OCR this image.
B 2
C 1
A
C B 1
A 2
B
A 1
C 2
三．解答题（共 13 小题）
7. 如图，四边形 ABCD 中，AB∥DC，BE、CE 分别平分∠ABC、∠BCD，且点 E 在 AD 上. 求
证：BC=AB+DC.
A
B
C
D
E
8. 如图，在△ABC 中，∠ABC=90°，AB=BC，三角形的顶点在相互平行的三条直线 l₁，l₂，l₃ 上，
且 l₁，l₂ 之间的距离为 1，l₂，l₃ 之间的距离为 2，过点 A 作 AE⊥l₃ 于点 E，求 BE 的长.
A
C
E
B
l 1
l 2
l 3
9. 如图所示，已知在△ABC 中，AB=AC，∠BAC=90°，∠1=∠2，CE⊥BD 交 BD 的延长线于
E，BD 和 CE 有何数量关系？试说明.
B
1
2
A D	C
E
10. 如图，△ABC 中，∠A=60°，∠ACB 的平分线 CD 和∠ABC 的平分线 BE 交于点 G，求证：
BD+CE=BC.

○ ○ ○

Without leaving anything out, quote all the data.

OCR this image.
B 2
C 1
A
C B 1
A 2
B
A 1
C 2
三．解答题（共 13 小题）
7. 如图，四边形 ABCD 中，AB∥DC，BE、CE 分别平分∠ABC、∠BCD，且点 E 在 AD 上. 求
证：BC=AB+DC.
A
B
C
D
E
8. 如图，在△ABC 中，∠ABC=90°，AB=BC，三角形的顶点在相互平行的三条直线 l₁，l₂，l₃ 上，
且 l₁，l₂ 之间的距离为 1，l₂，l₃ 之间的距离为 2，过点 A 作 AE⊥l₃ 于点 E，求 BE 的长.
A
C
E
B
l 1
l 2
l 3
9. 如图所示，已知在△ABC 中，AB=AC，∠BAC=90°，∠1=∠2，CE⊥BD 交 BD 的延长线于
E，BD 和 CE 有何数量关系？试说明.
B
1
2
A D	C
E
10. 如图，△ABC 中，∠A=60°，∠ACB 的平分线 CD 和∠ABC 的平分线 BE 交于点 G，求证：
BD+CE=BC.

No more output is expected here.